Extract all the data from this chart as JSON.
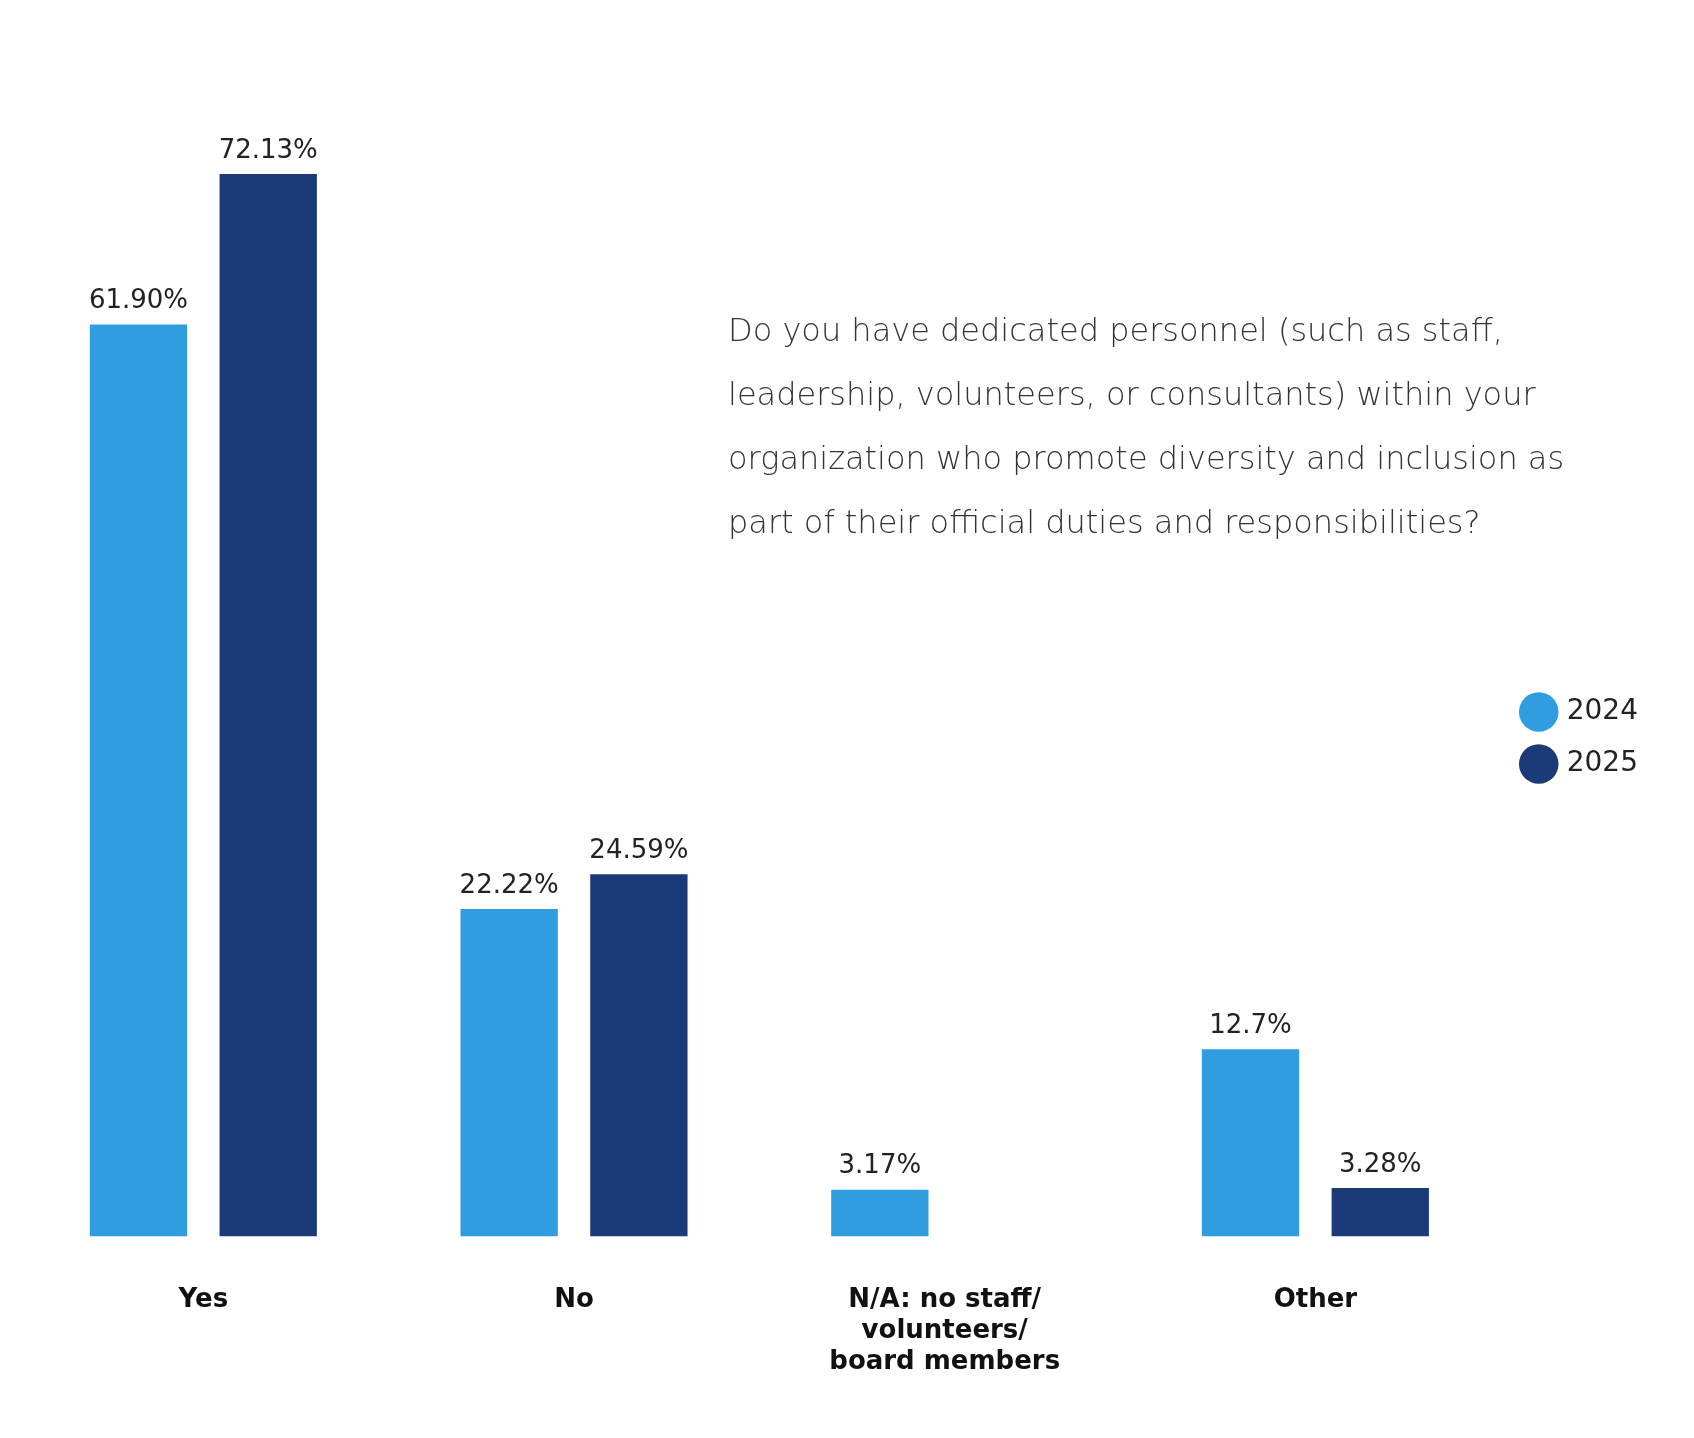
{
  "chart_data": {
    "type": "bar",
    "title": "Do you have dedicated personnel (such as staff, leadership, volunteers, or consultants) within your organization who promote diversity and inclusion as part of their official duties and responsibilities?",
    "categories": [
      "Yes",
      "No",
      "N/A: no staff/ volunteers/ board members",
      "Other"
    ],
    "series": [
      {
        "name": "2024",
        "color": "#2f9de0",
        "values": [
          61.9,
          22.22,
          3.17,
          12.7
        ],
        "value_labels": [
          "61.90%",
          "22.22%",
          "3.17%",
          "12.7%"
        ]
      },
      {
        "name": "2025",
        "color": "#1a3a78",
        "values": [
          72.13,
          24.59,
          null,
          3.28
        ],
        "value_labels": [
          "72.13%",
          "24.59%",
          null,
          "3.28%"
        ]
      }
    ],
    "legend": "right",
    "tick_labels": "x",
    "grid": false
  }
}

## EXERCISE DIRECTIONS
Do not include images; quote all of the entries above exactly.

## RESULT
Extract all the data from this chart as JSON.
{
  "chart_data": {
    "type": "bar",
    "title": "Do you have dedicated personnel (such as staff, leadership, volunteers, or consultants) within your organization who promote diversity and inclusion as part of their official duties and responsibilities?",
    "categories": [
      "Yes",
      "No",
      "N/A: no staff/ volunteers/ board members",
      "Other"
    ],
    "series": [
      {
        "name": "2024",
        "color": "#2f9de0",
        "values": [
          61.9,
          22.22,
          3.17,
          12.7
        ],
        "value_labels": [
          "61.90%",
          "22.22%",
          "3.17%",
          "12.7%"
        ]
      },
      {
        "name": "2025",
        "color": "#1a3a78",
        "values": [
          72.13,
          24.59,
          null,
          3.28
        ],
        "value_labels": [
          "72.13%",
          "24.59%",
          null,
          "3.28%"
        ]
      }
    ],
    "legend": "right",
    "tick_labels": "x",
    "grid": false
  }
}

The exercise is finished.